* begin Input data *

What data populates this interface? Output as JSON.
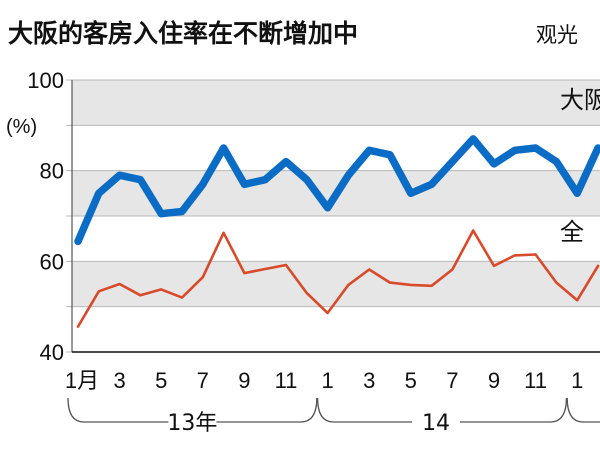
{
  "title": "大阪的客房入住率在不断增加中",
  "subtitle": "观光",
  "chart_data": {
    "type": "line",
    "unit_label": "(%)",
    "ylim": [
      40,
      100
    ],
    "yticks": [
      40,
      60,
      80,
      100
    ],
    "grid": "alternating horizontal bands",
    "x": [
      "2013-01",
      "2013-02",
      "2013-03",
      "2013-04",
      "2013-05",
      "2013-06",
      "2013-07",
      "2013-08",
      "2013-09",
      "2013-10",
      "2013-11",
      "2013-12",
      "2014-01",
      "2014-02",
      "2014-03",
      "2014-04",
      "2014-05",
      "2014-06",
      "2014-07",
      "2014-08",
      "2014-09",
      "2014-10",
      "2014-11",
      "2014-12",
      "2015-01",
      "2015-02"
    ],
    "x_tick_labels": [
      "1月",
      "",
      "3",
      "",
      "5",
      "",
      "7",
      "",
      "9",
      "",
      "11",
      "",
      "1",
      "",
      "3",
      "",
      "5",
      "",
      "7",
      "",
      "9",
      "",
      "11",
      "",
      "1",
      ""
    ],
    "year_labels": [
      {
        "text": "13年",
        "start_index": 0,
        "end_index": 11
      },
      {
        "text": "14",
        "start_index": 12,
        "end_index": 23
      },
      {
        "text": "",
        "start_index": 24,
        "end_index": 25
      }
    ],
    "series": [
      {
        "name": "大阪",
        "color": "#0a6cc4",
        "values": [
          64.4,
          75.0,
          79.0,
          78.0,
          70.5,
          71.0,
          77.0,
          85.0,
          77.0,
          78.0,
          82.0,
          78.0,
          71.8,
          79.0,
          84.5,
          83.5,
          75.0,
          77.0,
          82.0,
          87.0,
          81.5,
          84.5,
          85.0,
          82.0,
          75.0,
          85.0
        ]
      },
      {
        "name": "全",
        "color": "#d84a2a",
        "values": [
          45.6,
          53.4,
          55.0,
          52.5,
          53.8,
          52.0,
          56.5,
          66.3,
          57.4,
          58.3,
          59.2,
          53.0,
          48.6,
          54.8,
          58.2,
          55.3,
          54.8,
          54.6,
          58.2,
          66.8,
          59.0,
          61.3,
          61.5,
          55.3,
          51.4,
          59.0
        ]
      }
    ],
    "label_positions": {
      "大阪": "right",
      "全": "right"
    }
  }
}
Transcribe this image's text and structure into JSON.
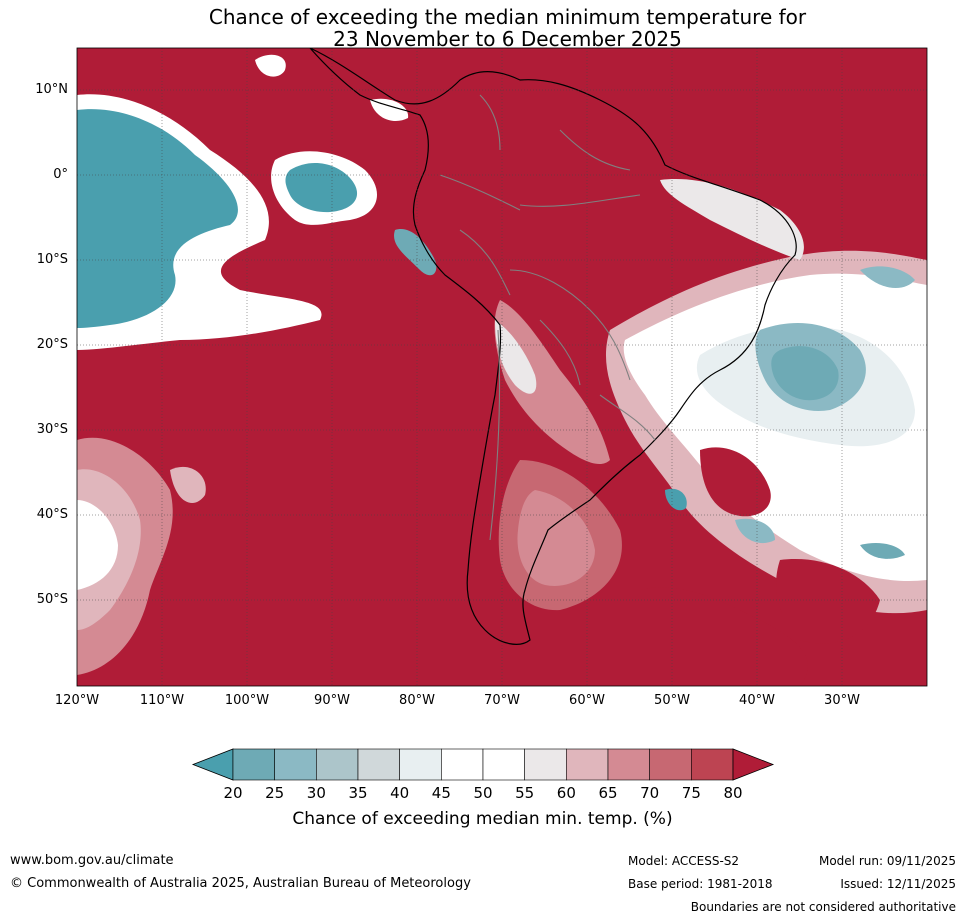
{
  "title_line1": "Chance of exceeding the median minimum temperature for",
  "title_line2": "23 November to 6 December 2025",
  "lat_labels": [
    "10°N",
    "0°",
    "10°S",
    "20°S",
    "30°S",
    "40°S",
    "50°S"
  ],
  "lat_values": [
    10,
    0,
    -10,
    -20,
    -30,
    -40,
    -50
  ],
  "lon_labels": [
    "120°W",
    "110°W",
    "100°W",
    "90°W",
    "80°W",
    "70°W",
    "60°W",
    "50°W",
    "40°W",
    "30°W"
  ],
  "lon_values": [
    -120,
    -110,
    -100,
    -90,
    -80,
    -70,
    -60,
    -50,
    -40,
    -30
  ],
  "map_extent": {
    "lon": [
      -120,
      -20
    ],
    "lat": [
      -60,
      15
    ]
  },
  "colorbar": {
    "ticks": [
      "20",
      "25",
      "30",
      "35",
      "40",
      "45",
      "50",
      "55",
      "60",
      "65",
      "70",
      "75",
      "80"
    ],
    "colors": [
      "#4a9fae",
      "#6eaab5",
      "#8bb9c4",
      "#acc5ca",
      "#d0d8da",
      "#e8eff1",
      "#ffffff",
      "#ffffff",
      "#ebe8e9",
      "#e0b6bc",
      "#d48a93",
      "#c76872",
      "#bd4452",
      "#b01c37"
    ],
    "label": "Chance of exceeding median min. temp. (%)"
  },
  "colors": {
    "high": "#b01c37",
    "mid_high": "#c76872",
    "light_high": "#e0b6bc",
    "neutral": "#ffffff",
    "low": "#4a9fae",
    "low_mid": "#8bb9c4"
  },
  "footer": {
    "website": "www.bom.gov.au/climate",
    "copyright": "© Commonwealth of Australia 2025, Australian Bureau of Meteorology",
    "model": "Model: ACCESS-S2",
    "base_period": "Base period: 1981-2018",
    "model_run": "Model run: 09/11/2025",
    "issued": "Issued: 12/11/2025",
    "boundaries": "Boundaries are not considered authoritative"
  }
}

* end Input data *
* begin Input data *

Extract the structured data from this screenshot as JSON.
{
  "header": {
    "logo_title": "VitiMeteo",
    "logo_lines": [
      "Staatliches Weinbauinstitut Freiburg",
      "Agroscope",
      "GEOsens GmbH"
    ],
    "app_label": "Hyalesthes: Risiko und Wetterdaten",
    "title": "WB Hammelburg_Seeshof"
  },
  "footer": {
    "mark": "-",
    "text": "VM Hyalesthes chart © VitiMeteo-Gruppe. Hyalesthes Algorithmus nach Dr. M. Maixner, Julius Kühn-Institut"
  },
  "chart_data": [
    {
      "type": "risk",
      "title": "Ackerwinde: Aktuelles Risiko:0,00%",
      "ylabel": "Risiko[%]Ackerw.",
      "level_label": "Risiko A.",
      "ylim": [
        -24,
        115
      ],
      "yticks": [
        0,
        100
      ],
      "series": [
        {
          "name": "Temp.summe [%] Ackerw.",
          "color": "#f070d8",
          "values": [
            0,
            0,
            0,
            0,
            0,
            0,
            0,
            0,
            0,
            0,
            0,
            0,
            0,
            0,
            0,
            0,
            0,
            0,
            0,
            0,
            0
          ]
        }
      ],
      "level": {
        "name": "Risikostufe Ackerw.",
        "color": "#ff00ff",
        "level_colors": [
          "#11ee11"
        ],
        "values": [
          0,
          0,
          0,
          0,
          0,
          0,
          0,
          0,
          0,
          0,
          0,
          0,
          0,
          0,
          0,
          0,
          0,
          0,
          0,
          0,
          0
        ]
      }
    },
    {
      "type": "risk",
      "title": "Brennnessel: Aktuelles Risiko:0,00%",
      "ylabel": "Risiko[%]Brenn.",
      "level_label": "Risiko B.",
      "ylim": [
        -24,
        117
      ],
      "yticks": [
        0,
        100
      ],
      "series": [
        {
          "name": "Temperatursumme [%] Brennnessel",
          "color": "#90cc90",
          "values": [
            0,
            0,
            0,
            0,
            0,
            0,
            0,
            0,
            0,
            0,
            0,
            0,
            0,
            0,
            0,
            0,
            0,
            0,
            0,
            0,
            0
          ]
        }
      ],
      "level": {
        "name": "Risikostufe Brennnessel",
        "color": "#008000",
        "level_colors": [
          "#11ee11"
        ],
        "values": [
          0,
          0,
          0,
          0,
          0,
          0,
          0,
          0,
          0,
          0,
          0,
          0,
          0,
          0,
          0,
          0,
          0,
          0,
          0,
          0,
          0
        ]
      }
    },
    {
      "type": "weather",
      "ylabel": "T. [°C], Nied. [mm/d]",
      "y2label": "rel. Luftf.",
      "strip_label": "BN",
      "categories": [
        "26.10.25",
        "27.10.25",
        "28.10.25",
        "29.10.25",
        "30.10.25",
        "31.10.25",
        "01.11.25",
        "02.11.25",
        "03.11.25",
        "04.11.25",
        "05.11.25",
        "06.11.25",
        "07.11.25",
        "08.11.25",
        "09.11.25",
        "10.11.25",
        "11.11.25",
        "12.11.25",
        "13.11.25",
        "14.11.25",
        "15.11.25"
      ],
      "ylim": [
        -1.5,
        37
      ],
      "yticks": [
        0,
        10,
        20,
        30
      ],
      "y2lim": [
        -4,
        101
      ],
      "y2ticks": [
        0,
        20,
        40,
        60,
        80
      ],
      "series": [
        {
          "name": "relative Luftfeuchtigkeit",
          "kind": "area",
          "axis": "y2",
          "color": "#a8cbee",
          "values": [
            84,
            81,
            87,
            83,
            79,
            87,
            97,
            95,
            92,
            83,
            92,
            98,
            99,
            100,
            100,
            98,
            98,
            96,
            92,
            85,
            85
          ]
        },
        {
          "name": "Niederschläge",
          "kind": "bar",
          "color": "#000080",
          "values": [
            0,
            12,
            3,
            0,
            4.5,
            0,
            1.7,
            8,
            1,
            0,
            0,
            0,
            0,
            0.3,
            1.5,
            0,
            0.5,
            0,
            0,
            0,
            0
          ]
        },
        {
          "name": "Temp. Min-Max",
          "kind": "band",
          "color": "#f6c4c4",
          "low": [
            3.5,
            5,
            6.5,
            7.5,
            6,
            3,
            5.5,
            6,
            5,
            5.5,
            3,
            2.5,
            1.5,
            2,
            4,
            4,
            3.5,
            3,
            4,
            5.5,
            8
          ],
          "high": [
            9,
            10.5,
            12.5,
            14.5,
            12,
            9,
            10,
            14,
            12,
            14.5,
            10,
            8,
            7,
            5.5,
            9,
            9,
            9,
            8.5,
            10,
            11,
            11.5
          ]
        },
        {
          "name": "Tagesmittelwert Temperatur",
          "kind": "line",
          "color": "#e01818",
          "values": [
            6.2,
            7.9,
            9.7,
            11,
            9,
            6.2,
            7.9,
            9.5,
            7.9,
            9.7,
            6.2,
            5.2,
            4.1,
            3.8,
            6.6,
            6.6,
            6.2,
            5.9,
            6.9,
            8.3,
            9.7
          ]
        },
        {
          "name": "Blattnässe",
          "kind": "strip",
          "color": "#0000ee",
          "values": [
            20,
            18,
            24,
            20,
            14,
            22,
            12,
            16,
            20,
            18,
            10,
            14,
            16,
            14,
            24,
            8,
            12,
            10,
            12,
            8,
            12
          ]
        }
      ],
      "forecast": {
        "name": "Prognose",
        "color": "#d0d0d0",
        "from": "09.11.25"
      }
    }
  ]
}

* end Input data *
* begin Input data *

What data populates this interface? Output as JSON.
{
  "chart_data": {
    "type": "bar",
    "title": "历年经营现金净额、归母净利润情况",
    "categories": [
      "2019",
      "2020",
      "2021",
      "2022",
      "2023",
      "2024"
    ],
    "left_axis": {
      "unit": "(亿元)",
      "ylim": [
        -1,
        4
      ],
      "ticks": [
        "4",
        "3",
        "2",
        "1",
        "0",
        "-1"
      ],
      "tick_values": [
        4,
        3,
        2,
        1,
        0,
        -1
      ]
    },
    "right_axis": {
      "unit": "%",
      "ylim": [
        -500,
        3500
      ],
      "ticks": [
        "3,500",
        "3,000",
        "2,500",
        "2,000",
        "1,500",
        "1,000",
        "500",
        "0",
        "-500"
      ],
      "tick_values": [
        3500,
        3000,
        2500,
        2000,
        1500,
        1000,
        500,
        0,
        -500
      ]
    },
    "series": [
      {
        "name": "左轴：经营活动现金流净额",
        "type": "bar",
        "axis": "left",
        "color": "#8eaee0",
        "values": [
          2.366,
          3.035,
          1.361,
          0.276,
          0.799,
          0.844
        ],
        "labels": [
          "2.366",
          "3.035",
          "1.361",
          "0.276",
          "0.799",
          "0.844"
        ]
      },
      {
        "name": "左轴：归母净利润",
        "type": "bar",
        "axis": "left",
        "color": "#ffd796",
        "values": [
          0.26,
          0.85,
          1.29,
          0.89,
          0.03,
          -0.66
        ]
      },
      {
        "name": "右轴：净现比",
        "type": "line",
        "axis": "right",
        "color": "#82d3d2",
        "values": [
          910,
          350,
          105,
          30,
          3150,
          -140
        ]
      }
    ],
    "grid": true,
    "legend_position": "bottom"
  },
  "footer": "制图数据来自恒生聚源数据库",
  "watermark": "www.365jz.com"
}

* end Input data *

*Problem requirements*
Find the lines above that contain the word "text" and collect them.

*Task solution*
        "text": "13年",
        "text": "14",
        "text": "",
Transcribe this image's text and structure into JSON.
    "text": "VM Hyalesthes chart © VitiMeteo-Gruppe. Hyalesthes Algorithmus nach Dr. M. Maixner, Julius Kühn-Institut"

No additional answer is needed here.